DIRECTIONS:
Leave out the pictures and transcribe the rest of the records exactly.

SUPPLIED MATERIAL:
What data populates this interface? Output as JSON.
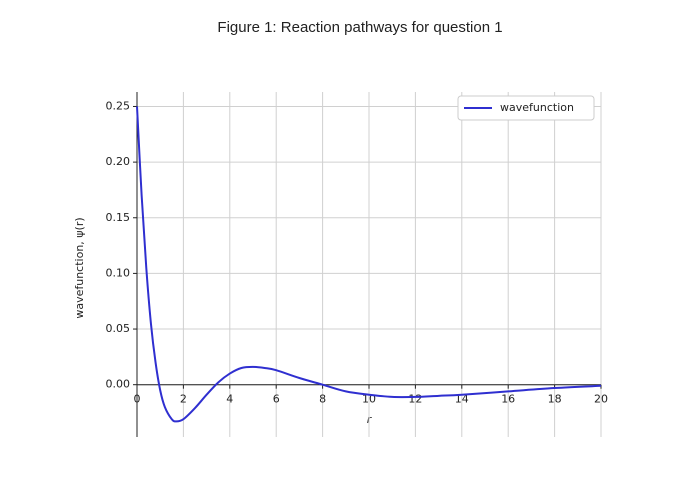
{
  "chart_data": {
    "type": "line",
    "title": "Figure 1: Reaction pathways for question 1",
    "x_label": "r",
    "y_label": "wavefunction, ψ(r)",
    "x": [
      0,
      0.2,
      0.4,
      0.6,
      0.8,
      1.0,
      1.2,
      1.5,
      1.7,
      2.0,
      2.5,
      3.0,
      3.5,
      4,
      4.5,
      5,
      5.5,
      6,
      7,
      8,
      9,
      10,
      11,
      12,
      13,
      14,
      16,
      18,
      20
    ],
    "series": [
      {
        "name": "wavefunction",
        "color": "#2f2fd0",
        "values": [
          0.25,
          0.17,
          0.105,
          0.055,
          0.02,
          -0.005,
          -0.02,
          -0.031,
          -0.033,
          -0.031,
          -0.021,
          -0.009,
          0.002,
          0.01,
          0.015,
          0.016,
          0.015,
          0.013,
          0.006,
          0.0,
          -0.006,
          -0.009,
          -0.011,
          -0.011,
          -0.01,
          -0.009,
          -0.006,
          -0.003,
          -0.001
        ]
      }
    ],
    "xlim": [
      0,
      20
    ],
    "ylim": [
      -0.047,
      0.263
    ],
    "xticks": [
      0,
      2,
      4,
      6,
      8,
      10,
      12,
      14,
      16,
      18,
      20
    ],
    "yticks": [
      {
        "value": 0,
        "label": "0.00"
      },
      {
        "value": 0.05,
        "label": "0.05"
      },
      {
        "value": 0.1,
        "label": "0.10"
      },
      {
        "value": 0.15,
        "label": "0.15"
      },
      {
        "value": 0.2,
        "label": "0.20"
      },
      {
        "value": 0.25,
        "label": "0.25"
      }
    ],
    "grid": true,
    "legend": "upper right"
  }
}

THE ANSWER:
What data populates this interface? Output as JSON.
{
  "chart_data": {
    "type": "line",
    "title": "Figure 1: Reaction pathways for question 1",
    "x_label": "r",
    "y_label": "wavefunction, ψ(r)",
    "x": [
      0,
      0.2,
      0.4,
      0.6,
      0.8,
      1.0,
      1.2,
      1.5,
      1.7,
      2.0,
      2.5,
      3.0,
      3.5,
      4,
      4.5,
      5,
      5.5,
      6,
      7,
      8,
      9,
      10,
      11,
      12,
      13,
      14,
      16,
      18,
      20
    ],
    "series": [
      {
        "name": "wavefunction",
        "color": "#2f2fd0",
        "values": [
          0.25,
          0.17,
          0.105,
          0.055,
          0.02,
          -0.005,
          -0.02,
          -0.031,
          -0.033,
          -0.031,
          -0.021,
          -0.009,
          0.002,
          0.01,
          0.015,
          0.016,
          0.015,
          0.013,
          0.006,
          0.0,
          -0.006,
          -0.009,
          -0.011,
          -0.011,
          -0.01,
          -0.009,
          -0.006,
          -0.003,
          -0.001
        ]
      }
    ],
    "xlim": [
      0,
      20
    ],
    "ylim": [
      -0.047,
      0.263
    ],
    "xticks": [
      0,
      2,
      4,
      6,
      8,
      10,
      12,
      14,
      16,
      18,
      20
    ],
    "yticks": [
      {
        "value": 0,
        "label": "0.00"
      },
      {
        "value": 0.05,
        "label": "0.05"
      },
      {
        "value": 0.1,
        "label": "0.10"
      },
      {
        "value": 0.15,
        "label": "0.15"
      },
      {
        "value": 0.2,
        "label": "0.20"
      },
      {
        "value": 0.25,
        "label": "0.25"
      }
    ],
    "grid": true,
    "legend": "upper right"
  }
}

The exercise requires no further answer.